--- start SUPPLIED ENTRIES ---

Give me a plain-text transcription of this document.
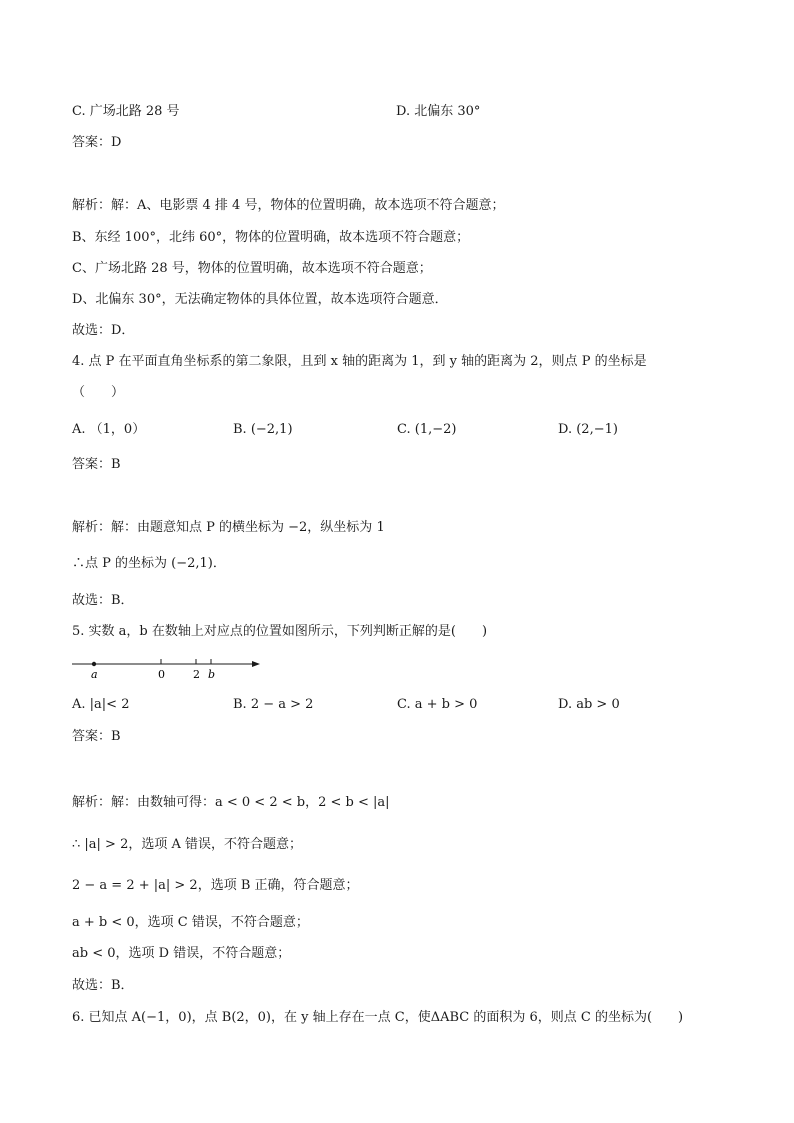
C. 广场北路 28 号	D. 北偏东 30°
答案：D
解析：解：A、电影票 4 排 4 号，物体的位置明确，故本选项不符合题意；
B、东经 100°，北纬 60°，物体的位置明确，故本选项不符合题意；
C、广场北路 28 号，物体的位置明确，故本选项不符合题意；
D、北偏东 30°，无法确定物体的具体位置，故本选项符合题意．
故选：D．
4. 点 P 在平面直角坐标系的第二象限，且到 x 轴的距离为 1，到 y 轴的距离为 2，则点 P 的坐标是
（　　）
A. （1，0）	B. (−2,1)	C. (1,−2)	D. (2,−1)
答案：B
解析：解：由题意知点 P 的横坐标为 −2，纵坐标为 1
∴点 P 的坐标为 (−2,1)．
故选：B．
5. 实数 a，b 在数轴上对应点的位置如图所示，下列判断正解的是(　　)
a	0	2 b
A. |a|< 2	B. 2 − a > 2	C. a + b > 0	D. ab > 0
答案：B
解析：解：由数轴可得：a < 0 < 2 < b，2 < b < |a|
∴ |a| > 2，选项 A 错误，不符合题意；
2 − a = 2 + |a| > 2，选项 B 正确，符合题意；
a + b < 0，选项 C 错误，不符合题意；
ab < 0，选项 D 错误，不符合题意；
故选：B．
6. 已知点 A(−1，0)，点 B(2，0)，在 y 轴上存在一点 C，使ΔABC 的面积为 6，则点 C 的坐标为(　　)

--- end SUPPLIED ENTRIES ---

◆ **GIVEN TASK**: Report the number of lines in the entries above that include the string "故本选项不符合题意". Give nothing but the number.

◆ **WRITTEN ANSWER**: 3